### PROVIDED RECORDS

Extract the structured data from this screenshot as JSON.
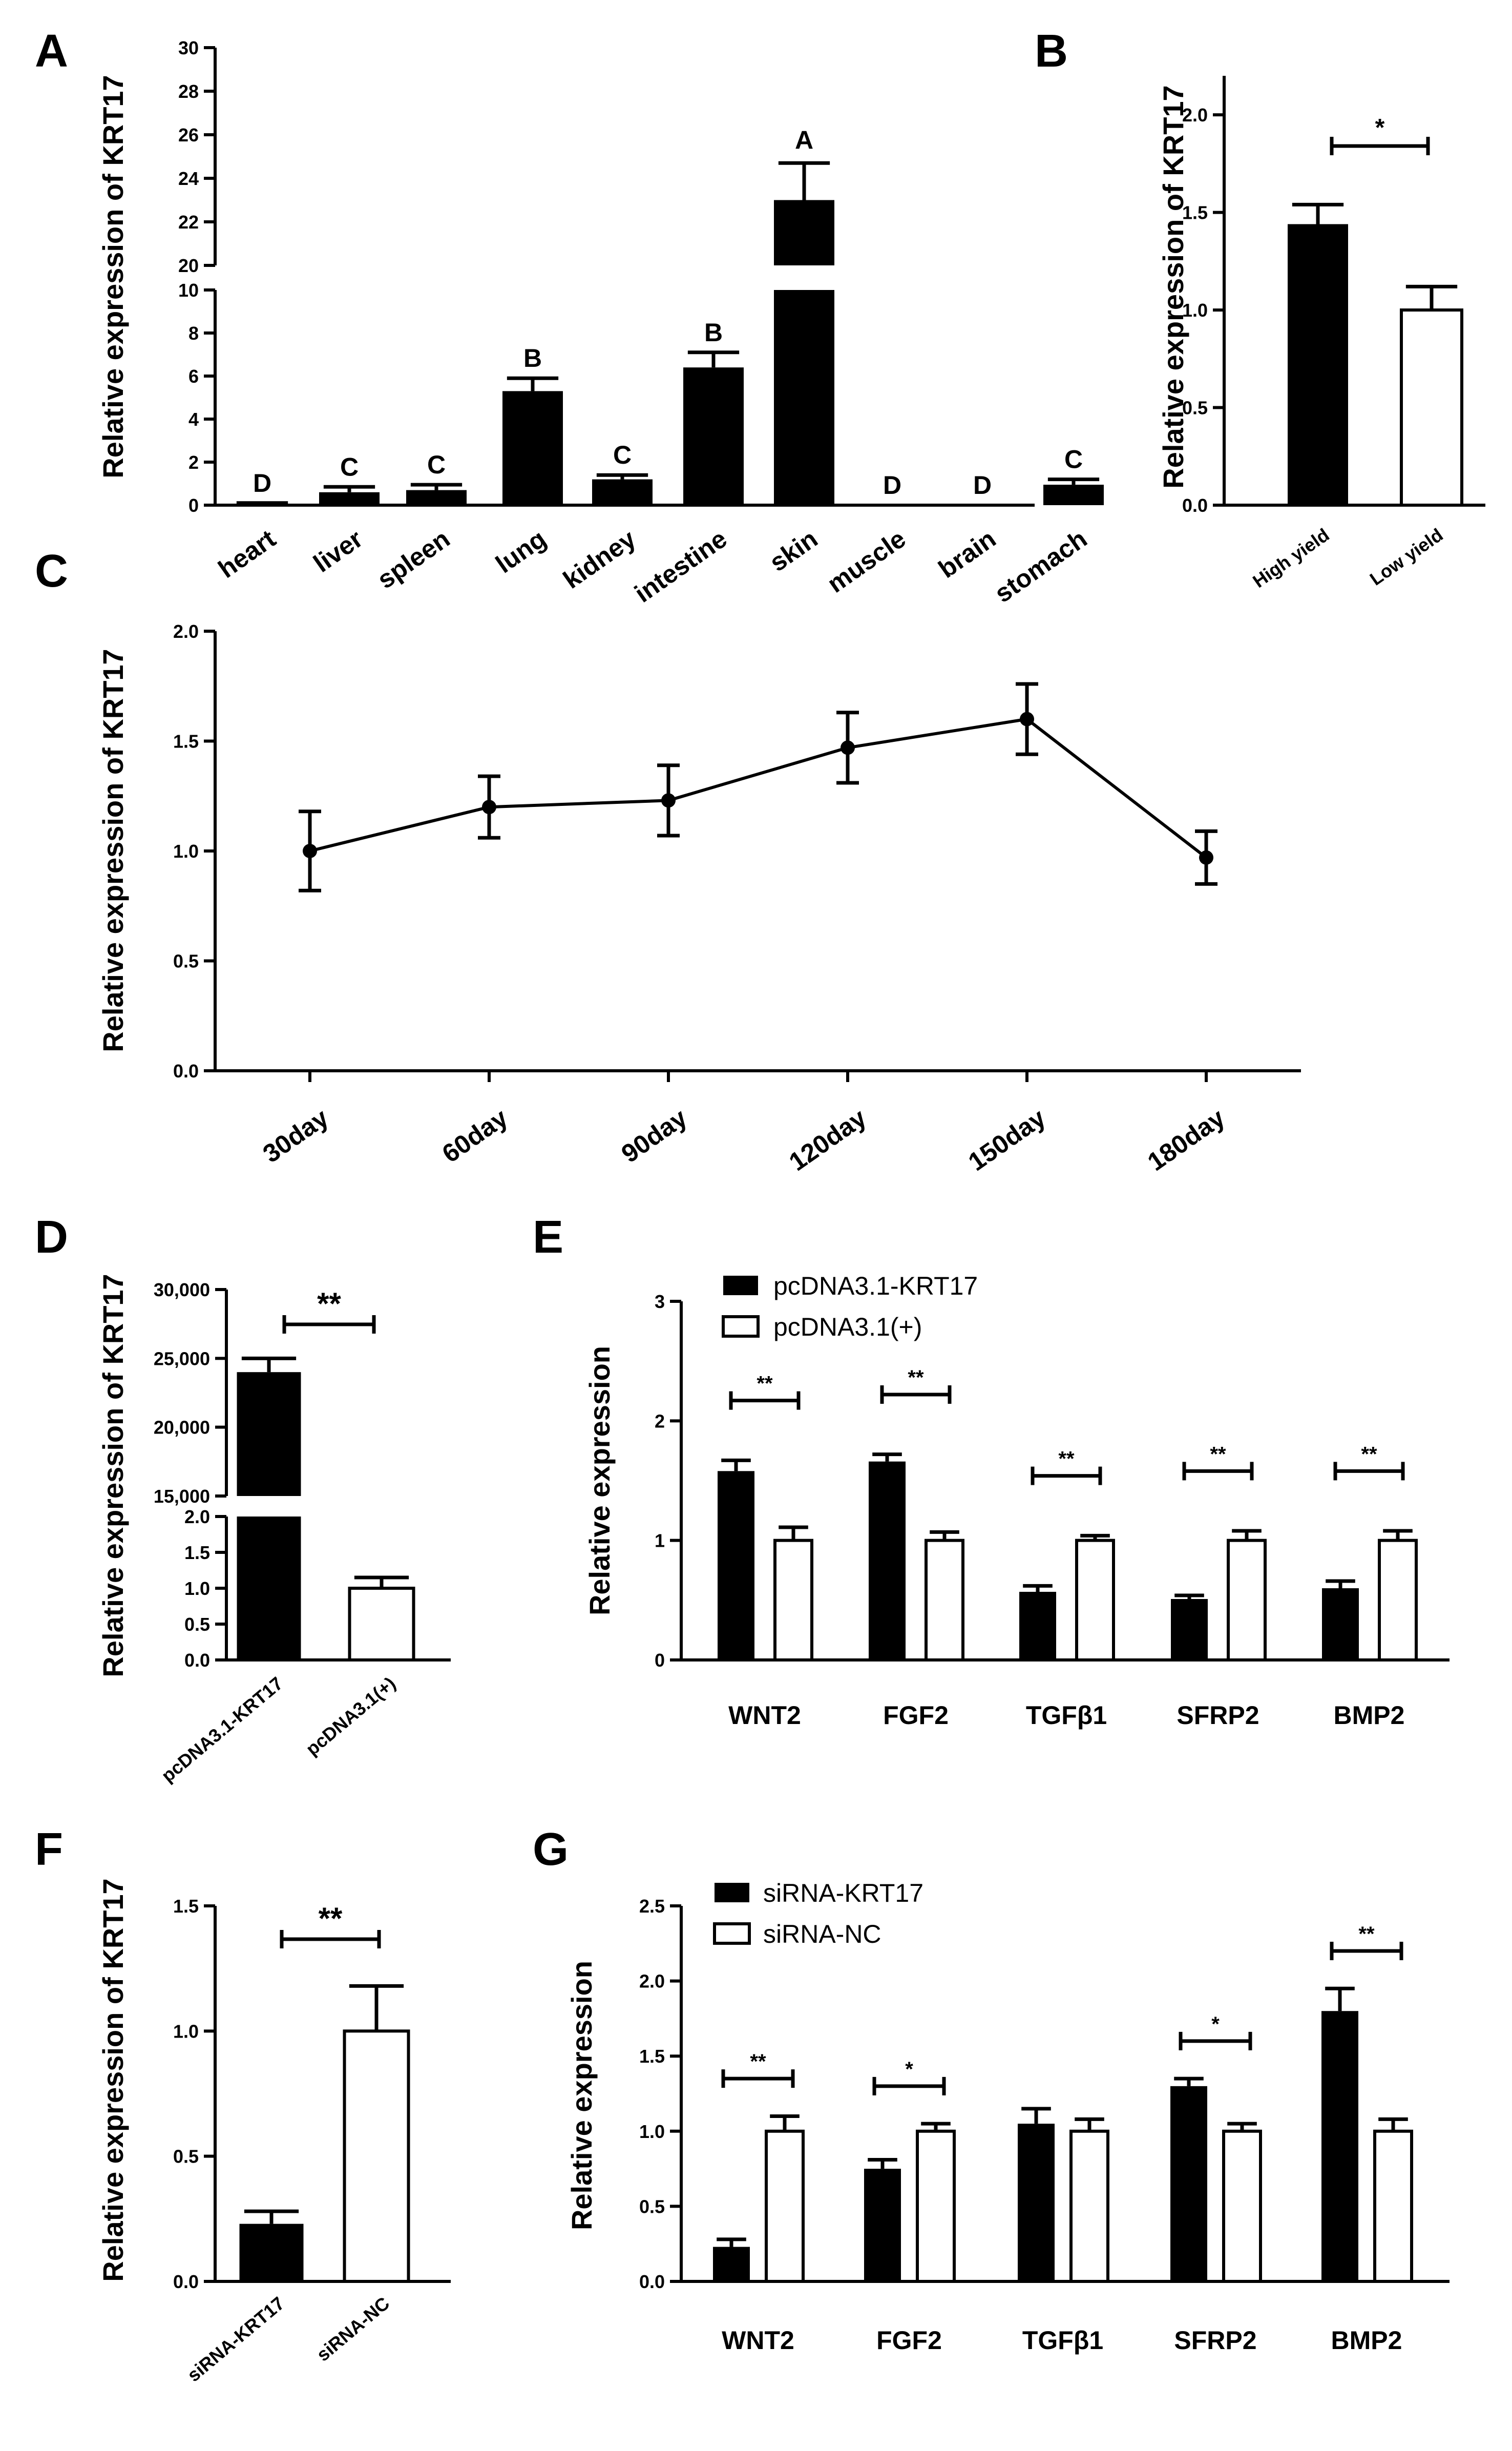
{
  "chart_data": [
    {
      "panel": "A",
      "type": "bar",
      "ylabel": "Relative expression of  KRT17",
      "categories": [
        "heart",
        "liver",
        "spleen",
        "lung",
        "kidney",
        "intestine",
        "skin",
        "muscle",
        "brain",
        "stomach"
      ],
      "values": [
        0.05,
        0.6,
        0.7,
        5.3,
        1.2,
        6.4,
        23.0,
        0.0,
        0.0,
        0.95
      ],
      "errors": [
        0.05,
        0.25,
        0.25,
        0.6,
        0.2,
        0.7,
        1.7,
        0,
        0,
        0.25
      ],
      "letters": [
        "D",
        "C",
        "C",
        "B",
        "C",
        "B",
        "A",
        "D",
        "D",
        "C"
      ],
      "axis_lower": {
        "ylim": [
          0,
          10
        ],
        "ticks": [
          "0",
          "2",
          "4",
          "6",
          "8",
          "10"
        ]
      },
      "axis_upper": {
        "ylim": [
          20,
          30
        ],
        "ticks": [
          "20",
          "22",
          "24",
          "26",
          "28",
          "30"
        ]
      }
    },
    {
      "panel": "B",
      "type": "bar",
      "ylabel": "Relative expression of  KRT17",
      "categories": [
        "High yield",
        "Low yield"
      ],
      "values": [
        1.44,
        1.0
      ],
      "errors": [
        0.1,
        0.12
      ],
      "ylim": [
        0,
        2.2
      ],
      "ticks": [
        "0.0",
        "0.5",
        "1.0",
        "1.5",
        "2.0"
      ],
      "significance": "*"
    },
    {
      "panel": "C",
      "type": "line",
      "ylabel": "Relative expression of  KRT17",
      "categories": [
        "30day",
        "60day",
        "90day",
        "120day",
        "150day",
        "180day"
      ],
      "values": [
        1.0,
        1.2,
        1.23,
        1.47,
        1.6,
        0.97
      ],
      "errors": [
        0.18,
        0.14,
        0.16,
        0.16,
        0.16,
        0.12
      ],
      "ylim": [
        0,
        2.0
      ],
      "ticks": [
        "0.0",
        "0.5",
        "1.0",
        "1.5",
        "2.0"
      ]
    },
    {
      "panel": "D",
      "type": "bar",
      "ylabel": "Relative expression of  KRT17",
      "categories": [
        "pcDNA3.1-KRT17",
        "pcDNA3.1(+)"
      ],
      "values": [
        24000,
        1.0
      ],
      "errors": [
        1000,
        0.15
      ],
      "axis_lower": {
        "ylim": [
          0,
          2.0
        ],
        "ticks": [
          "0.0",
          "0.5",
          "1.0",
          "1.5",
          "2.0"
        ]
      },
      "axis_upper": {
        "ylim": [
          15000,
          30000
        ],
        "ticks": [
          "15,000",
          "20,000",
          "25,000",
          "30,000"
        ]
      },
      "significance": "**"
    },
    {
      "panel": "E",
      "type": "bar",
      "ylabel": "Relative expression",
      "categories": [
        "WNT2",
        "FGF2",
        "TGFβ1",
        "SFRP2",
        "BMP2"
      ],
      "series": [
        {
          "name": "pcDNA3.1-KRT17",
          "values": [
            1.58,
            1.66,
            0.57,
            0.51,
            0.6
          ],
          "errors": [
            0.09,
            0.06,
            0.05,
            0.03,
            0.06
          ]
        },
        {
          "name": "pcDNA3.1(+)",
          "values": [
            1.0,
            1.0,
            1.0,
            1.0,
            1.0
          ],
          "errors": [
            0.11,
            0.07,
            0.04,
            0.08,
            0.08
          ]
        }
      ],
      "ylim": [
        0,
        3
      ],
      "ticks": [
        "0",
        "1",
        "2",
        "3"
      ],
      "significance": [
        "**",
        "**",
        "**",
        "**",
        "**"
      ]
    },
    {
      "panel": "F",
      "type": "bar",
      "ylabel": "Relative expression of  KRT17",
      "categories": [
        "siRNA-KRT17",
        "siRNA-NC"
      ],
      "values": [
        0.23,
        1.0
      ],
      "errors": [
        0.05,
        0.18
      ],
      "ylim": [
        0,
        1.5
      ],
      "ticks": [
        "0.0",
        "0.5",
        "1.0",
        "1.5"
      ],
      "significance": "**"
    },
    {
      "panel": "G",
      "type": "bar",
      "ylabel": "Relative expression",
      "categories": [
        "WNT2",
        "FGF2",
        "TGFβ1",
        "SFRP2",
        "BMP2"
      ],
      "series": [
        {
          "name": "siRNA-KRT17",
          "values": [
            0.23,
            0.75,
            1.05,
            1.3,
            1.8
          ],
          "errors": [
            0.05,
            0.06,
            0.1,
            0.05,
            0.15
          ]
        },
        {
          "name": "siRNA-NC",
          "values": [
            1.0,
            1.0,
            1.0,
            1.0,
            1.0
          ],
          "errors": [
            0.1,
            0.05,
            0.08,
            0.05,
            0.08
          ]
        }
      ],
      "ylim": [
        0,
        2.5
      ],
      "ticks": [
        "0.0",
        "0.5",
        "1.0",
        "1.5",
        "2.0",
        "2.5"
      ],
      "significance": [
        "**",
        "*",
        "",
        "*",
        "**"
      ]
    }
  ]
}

######

● **EXERCISE INSTRUCTIONS**:
Each record above must be returned exactly as written, with its pictures omitted.

● **SOLUTION TO THIS EXERCISE**:
Extract the structured data from this screenshot as JSON.
{
  "chart_data": [
    {
      "panel": "A",
      "type": "bar",
      "ylabel": "Relative expression of  KRT17",
      "categories": [
        "heart",
        "liver",
        "spleen",
        "lung",
        "kidney",
        "intestine",
        "skin",
        "muscle",
        "brain",
        "stomach"
      ],
      "values": [
        0.05,
        0.6,
        0.7,
        5.3,
        1.2,
        6.4,
        23.0,
        0.0,
        0.0,
        0.95
      ],
      "errors": [
        0.05,
        0.25,
        0.25,
        0.6,
        0.2,
        0.7,
        1.7,
        0,
        0,
        0.25
      ],
      "letters": [
        "D",
        "C",
        "C",
        "B",
        "C",
        "B",
        "A",
        "D",
        "D",
        "C"
      ],
      "axis_lower": {
        "ylim": [
          0,
          10
        ],
        "ticks": [
          "0",
          "2",
          "4",
          "6",
          "8",
          "10"
        ]
      },
      "axis_upper": {
        "ylim": [
          20,
          30
        ],
        "ticks": [
          "20",
          "22",
          "24",
          "26",
          "28",
          "30"
        ]
      }
    },
    {
      "panel": "B",
      "type": "bar",
      "ylabel": "Relative expression of  KRT17",
      "categories": [
        "High yield",
        "Low yield"
      ],
      "values": [
        1.44,
        1.0
      ],
      "errors": [
        0.1,
        0.12
      ],
      "ylim": [
        0,
        2.2
      ],
      "ticks": [
        "0.0",
        "0.5",
        "1.0",
        "1.5",
        "2.0"
      ],
      "significance": "*"
    },
    {
      "panel": "C",
      "type": "line",
      "ylabel": "Relative expression of  KRT17",
      "categories": [
        "30day",
        "60day",
        "90day",
        "120day",
        "150day",
        "180day"
      ],
      "values": [
        1.0,
        1.2,
        1.23,
        1.47,
        1.6,
        0.97
      ],
      "errors": [
        0.18,
        0.14,
        0.16,
        0.16,
        0.16,
        0.12
      ],
      "ylim": [
        0,
        2.0
      ],
      "ticks": [
        "0.0",
        "0.5",
        "1.0",
        "1.5",
        "2.0"
      ]
    },
    {
      "panel": "D",
      "type": "bar",
      "ylabel": "Relative expression of  KRT17",
      "categories": [
        "pcDNA3.1-KRT17",
        "pcDNA3.1(+)"
      ],
      "values": [
        24000,
        1.0
      ],
      "errors": [
        1000,
        0.15
      ],
      "axis_lower": {
        "ylim": [
          0,
          2.0
        ],
        "ticks": [
          "0.0",
          "0.5",
          "1.0",
          "1.5",
          "2.0"
        ]
      },
      "axis_upper": {
        "ylim": [
          15000,
          30000
        ],
        "ticks": [
          "15,000",
          "20,000",
          "25,000",
          "30,000"
        ]
      },
      "significance": "**"
    },
    {
      "panel": "E",
      "type": "bar",
      "ylabel": "Relative expression",
      "categories": [
        "WNT2",
        "FGF2",
        "TGFβ1",
        "SFRP2",
        "BMP2"
      ],
      "series": [
        {
          "name": "pcDNA3.1-KRT17",
          "values": [
            1.58,
            1.66,
            0.57,
            0.51,
            0.6
          ],
          "errors": [
            0.09,
            0.06,
            0.05,
            0.03,
            0.06
          ]
        },
        {
          "name": "pcDNA3.1(+)",
          "values": [
            1.0,
            1.0,
            1.0,
            1.0,
            1.0
          ],
          "errors": [
            0.11,
            0.07,
            0.04,
            0.08,
            0.08
          ]
        }
      ],
      "ylim": [
        0,
        3
      ],
      "ticks": [
        "0",
        "1",
        "2",
        "3"
      ],
      "significance": [
        "**",
        "**",
        "**",
        "**",
        "**"
      ]
    },
    {
      "panel": "F",
      "type": "bar",
      "ylabel": "Relative expression of  KRT17",
      "categories": [
        "siRNA-KRT17",
        "siRNA-NC"
      ],
      "values": [
        0.23,
        1.0
      ],
      "errors": [
        0.05,
        0.18
      ],
      "ylim": [
        0,
        1.5
      ],
      "ticks": [
        "0.0",
        "0.5",
        "1.0",
        "1.5"
      ],
      "significance": "**"
    },
    {
      "panel": "G",
      "type": "bar",
      "ylabel": "Relative expression",
      "categories": [
        "WNT2",
        "FGF2",
        "TGFβ1",
        "SFRP2",
        "BMP2"
      ],
      "series": [
        {
          "name": "siRNA-KRT17",
          "values": [
            0.23,
            0.75,
            1.05,
            1.3,
            1.8
          ],
          "errors": [
            0.05,
            0.06,
            0.1,
            0.05,
            0.15
          ]
        },
        {
          "name": "siRNA-NC",
          "values": [
            1.0,
            1.0,
            1.0,
            1.0,
            1.0
          ],
          "errors": [
            0.1,
            0.05,
            0.08,
            0.05,
            0.08
          ]
        }
      ],
      "ylim": [
        0,
        2.5
      ],
      "ticks": [
        "0.0",
        "0.5",
        "1.0",
        "1.5",
        "2.0",
        "2.5"
      ],
      "significance": [
        "**",
        "*",
        "",
        "*",
        "**"
      ]
    }
  ]
}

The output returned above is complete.